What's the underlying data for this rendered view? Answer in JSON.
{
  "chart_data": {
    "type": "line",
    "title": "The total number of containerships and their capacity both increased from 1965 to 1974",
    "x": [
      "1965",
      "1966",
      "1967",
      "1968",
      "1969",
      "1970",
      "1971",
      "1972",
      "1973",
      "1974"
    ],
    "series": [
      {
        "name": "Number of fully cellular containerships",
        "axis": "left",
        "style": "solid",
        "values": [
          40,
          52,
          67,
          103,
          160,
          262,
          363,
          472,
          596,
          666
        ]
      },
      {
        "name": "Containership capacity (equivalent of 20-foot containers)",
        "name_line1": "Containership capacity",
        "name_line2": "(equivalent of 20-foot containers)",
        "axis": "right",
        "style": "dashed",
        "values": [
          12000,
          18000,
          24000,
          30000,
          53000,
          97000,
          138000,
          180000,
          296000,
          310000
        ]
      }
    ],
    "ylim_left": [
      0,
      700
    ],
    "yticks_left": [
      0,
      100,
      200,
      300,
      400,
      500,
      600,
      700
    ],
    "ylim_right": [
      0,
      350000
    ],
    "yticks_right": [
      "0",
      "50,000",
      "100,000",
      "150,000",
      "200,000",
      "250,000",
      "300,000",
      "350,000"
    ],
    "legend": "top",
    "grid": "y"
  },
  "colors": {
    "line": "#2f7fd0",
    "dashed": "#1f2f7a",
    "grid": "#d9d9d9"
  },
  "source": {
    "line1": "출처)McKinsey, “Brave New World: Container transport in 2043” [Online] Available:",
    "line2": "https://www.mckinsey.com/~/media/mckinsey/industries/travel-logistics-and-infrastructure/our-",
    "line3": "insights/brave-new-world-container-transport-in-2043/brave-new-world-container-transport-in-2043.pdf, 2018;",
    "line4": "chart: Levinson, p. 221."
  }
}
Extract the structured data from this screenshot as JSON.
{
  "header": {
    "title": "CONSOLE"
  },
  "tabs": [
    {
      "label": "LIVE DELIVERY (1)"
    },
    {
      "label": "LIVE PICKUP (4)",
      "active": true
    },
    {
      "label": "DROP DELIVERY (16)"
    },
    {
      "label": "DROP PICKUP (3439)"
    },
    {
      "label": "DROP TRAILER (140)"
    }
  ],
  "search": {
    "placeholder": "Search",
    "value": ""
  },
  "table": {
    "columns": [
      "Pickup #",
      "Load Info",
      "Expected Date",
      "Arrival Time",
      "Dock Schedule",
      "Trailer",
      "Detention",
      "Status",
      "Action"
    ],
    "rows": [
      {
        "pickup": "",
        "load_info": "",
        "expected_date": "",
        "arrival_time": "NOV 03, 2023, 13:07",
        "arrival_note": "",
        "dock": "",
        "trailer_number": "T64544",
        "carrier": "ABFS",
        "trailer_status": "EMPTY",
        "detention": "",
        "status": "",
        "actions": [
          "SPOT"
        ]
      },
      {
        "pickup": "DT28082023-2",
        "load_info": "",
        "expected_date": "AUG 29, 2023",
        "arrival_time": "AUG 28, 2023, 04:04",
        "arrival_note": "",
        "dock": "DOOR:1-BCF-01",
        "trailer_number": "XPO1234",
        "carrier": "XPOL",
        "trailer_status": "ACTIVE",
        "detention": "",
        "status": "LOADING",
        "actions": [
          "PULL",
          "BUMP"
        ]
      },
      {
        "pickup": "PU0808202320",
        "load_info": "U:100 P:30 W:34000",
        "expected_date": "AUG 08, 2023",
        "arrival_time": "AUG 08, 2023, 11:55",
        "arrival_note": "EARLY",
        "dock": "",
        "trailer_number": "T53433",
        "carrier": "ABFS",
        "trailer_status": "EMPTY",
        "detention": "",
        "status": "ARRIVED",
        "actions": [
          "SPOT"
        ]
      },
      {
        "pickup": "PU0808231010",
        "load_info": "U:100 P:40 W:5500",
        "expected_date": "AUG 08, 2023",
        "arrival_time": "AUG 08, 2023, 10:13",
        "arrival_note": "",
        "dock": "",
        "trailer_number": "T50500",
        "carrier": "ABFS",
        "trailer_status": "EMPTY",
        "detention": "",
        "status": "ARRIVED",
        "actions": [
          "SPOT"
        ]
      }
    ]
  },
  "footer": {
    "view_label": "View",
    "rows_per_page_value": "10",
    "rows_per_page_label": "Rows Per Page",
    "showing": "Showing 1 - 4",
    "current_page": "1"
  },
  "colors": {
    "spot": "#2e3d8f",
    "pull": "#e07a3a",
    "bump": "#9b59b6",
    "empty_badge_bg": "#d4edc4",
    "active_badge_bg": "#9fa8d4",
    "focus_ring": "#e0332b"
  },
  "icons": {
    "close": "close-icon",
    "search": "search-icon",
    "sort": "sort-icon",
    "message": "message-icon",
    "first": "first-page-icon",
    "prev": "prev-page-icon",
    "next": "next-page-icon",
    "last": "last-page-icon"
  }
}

•••

- TO BE DONE -
State only the count of lines above that hold the string "DROP".

- CORRECT RESPONSE -
3